(Records from a dataset)
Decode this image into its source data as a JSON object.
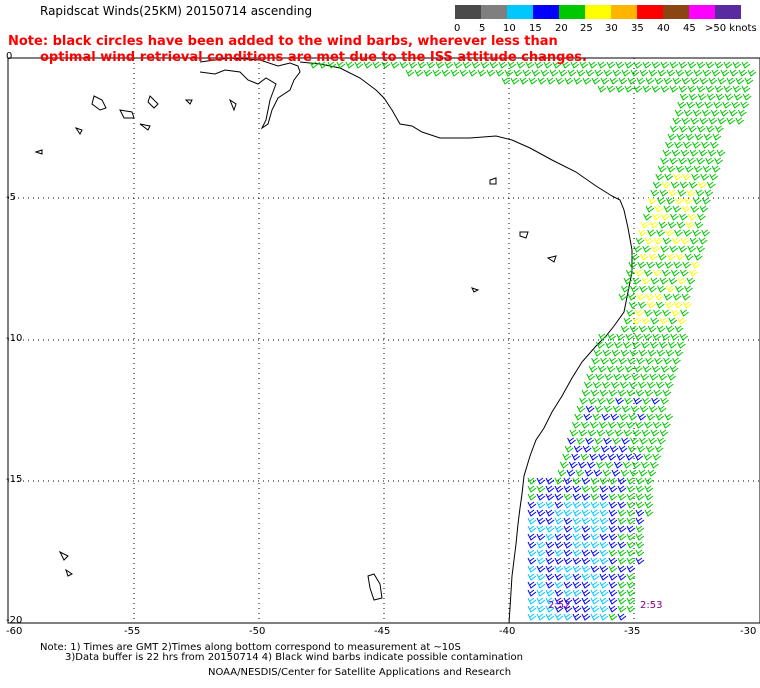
{
  "title": "Rapidscat Winds(25KM) 20150714 ascending",
  "note": {
    "line1": "Note: black circles have been added to the wind barbs, wherever less than",
    "line2": "optimal wind retrieval conditions are met due to the ISS attitude changes."
  },
  "legend": {
    "labels": [
      "0",
      "5",
      "10",
      "15",
      "20",
      "25",
      "30",
      "35",
      "40",
      "45",
      ">50 knots"
    ],
    "colors": [
      "#4a4a4a",
      "#7f7f7f",
      "#00c8ff",
      "#0000ff",
      "#00c800",
      "#ffff00",
      "#ffb400",
      "#ff0000",
      "#8b4513",
      "#ff00ff",
      "#5a2aa0"
    ]
  },
  "axes": {
    "lat_labels": [
      "0",
      "-5",
      "-10",
      "-15",
      "-20"
    ],
    "lon_labels": [
      "-60",
      "-55",
      "-50",
      "-45",
      "-40",
      "-35",
      "-30"
    ]
  },
  "time_labels": [
    "2:52",
    "2:53"
  ],
  "footer": {
    "line1": "Note: 1) Times are GMT 2)Times along bottom correspond to measurement at ~10S",
    "line2": "3)Data buffer is 22 hrs from 20150714 4) Black wind barbs indicate possible contamination",
    "line3": "NOAA/NESDIS/Center for Satellite Applications and Research"
  }
}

▶ _Stated problem_
Out of the material above, select every line that holds the string "barbs".

▶ _Solution to the exercise_
    "line1": "Note: black circles have been added to the wind barbs, wherever less than",
    "line2": "3)Data buffer is 22 hrs from 20150714 4) Black wind barbs indicate possible contamination",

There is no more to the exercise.